**TASK DIRECTIONS:**
The listing below is to be output in its exact form.

**GIVEN INFORMATION:**
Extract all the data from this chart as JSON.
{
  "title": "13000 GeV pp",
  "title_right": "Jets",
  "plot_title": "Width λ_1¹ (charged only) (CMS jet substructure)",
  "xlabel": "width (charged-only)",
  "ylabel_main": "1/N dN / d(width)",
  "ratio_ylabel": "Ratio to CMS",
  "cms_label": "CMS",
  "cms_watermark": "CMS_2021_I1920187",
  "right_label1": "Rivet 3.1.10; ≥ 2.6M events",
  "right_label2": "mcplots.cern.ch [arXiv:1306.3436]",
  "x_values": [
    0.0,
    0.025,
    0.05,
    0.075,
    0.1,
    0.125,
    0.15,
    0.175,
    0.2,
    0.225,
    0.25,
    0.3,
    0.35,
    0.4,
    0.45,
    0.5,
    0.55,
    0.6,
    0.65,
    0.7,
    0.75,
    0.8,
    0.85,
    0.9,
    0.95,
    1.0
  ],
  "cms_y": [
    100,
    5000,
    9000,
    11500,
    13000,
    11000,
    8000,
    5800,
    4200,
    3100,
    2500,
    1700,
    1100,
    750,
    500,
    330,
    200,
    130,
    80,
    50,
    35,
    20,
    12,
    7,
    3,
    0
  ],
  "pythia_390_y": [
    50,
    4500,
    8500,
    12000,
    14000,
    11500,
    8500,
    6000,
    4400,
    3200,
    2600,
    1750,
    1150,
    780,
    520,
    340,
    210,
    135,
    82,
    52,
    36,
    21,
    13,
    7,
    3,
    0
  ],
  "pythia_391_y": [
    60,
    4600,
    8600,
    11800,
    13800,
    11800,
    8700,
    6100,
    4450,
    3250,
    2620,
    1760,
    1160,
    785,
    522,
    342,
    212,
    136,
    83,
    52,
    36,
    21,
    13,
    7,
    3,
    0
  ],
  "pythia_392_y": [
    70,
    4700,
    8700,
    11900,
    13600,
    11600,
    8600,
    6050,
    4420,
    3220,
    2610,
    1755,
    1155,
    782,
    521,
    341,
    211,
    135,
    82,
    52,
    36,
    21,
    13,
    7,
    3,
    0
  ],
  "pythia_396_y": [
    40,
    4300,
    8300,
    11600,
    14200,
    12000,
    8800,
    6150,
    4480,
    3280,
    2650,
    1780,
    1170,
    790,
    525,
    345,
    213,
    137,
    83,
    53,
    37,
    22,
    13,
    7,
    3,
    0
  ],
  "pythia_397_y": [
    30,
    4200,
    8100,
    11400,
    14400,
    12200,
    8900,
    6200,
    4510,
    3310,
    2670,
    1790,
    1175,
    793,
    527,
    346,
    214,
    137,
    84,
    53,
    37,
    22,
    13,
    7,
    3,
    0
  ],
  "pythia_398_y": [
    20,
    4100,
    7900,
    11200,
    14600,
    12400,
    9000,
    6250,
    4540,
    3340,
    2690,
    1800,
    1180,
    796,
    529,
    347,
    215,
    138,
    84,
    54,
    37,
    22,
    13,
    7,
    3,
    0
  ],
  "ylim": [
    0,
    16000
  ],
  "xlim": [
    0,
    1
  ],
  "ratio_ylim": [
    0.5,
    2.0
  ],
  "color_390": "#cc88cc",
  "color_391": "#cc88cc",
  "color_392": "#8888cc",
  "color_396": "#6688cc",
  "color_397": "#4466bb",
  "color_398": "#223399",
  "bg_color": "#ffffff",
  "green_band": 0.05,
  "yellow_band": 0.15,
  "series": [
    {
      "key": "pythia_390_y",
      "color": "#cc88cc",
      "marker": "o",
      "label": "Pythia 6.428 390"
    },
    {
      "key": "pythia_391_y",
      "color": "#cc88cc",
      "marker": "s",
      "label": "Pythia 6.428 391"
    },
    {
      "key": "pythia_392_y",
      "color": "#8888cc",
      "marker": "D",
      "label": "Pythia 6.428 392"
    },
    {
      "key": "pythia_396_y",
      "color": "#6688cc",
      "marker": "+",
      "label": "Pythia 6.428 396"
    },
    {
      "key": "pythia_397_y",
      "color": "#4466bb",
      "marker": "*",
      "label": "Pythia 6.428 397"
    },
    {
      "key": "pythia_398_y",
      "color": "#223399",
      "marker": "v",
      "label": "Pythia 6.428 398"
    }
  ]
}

**CORRECT OUTPUT:**
Extract all the data from this chart as JSON.
{
  "title": "13000 GeV pp",
  "title_right": "Jets",
  "plot_title": "Width λ_1¹ (charged only) (CMS jet substructure)",
  "xlabel": "width (charged-only)",
  "ylabel_main": "1/N dN / d(width)",
  "ratio_ylabel": "Ratio to CMS",
  "cms_label": "CMS",
  "cms_watermark": "CMS_2021_I1920187",
  "right_label1": "Rivet 3.1.10; ≥ 2.6M events",
  "right_label2": "mcplots.cern.ch [arXiv:1306.3436]",
  "x_values": [
    0.0,
    0.025,
    0.05,
    0.075,
    0.1,
    0.125,
    0.15,
    0.175,
    0.2,
    0.225,
    0.25,
    0.3,
    0.35,
    0.4,
    0.45,
    0.5,
    0.55,
    0.6,
    0.65,
    0.7,
    0.75,
    0.8,
    0.85,
    0.9,
    0.95,
    1.0
  ],
  "cms_y": [
    100,
    5000,
    9000,
    11500,
    13000,
    11000,
    8000,
    5800,
    4200,
    3100,
    2500,
    1700,
    1100,
    750,
    500,
    330,
    200,
    130,
    80,
    50,
    35,
    20,
    12,
    7,
    3,
    0
  ],
  "pythia_390_y": [
    50,
    4500,
    8500,
    12000,
    14000,
    11500,
    8500,
    6000,
    4400,
    3200,
    2600,
    1750,
    1150,
    780,
    520,
    340,
    210,
    135,
    82,
    52,
    36,
    21,
    13,
    7,
    3,
    0
  ],
  "pythia_391_y": [
    60,
    4600,
    8600,
    11800,
    13800,
    11800,
    8700,
    6100,
    4450,
    3250,
    2620,
    1760,
    1160,
    785,
    522,
    342,
    212,
    136,
    83,
    52,
    36,
    21,
    13,
    7,
    3,
    0
  ],
  "pythia_392_y": [
    70,
    4700,
    8700,
    11900,
    13600,
    11600,
    8600,
    6050,
    4420,
    3220,
    2610,
    1755,
    1155,
    782,
    521,
    341,
    211,
    135,
    82,
    52,
    36,
    21,
    13,
    7,
    3,
    0
  ],
  "pythia_396_y": [
    40,
    4300,
    8300,
    11600,
    14200,
    12000,
    8800,
    6150,
    4480,
    3280,
    2650,
    1780,
    1170,
    790,
    525,
    345,
    213,
    137,
    83,
    53,
    37,
    22,
    13,
    7,
    3,
    0
  ],
  "pythia_397_y": [
    30,
    4200,
    8100,
    11400,
    14400,
    12200,
    8900,
    6200,
    4510,
    3310,
    2670,
    1790,
    1175,
    793,
    527,
    346,
    214,
    137,
    84,
    53,
    37,
    22,
    13,
    7,
    3,
    0
  ],
  "pythia_398_y": [
    20,
    4100,
    7900,
    11200,
    14600,
    12400,
    9000,
    6250,
    4540,
    3340,
    2690,
    1800,
    1180,
    796,
    529,
    347,
    215,
    138,
    84,
    54,
    37,
    22,
    13,
    7,
    3,
    0
  ],
  "ylim": [
    0,
    16000
  ],
  "xlim": [
    0,
    1
  ],
  "ratio_ylim": [
    0.5,
    2.0
  ],
  "color_390": "#cc88cc",
  "color_391": "#cc88cc",
  "color_392": "#8888cc",
  "color_396": "#6688cc",
  "color_397": "#4466bb",
  "color_398": "#223399",
  "bg_color": "#ffffff",
  "green_band": 0.05,
  "yellow_band": 0.15,
  "series": [
    {
      "key": "pythia_390_y",
      "color": "#cc88cc",
      "marker": "o",
      "label": "Pythia 6.428 390"
    },
    {
      "key": "pythia_391_y",
      "color": "#cc88cc",
      "marker": "s",
      "label": "Pythia 6.428 391"
    },
    {
      "key": "pythia_392_y",
      "color": "#8888cc",
      "marker": "D",
      "label": "Pythia 6.428 392"
    },
    {
      "key": "pythia_396_y",
      "color": "#6688cc",
      "marker": "+",
      "label": "Pythia 6.428 396"
    },
    {
      "key": "pythia_397_y",
      "color": "#4466bb",
      "marker": "*",
      "label": "Pythia 6.428 397"
    },
    {
      "key": "pythia_398_y",
      "color": "#223399",
      "marker": "v",
      "label": "Pythia 6.428 398"
    }
  ]
}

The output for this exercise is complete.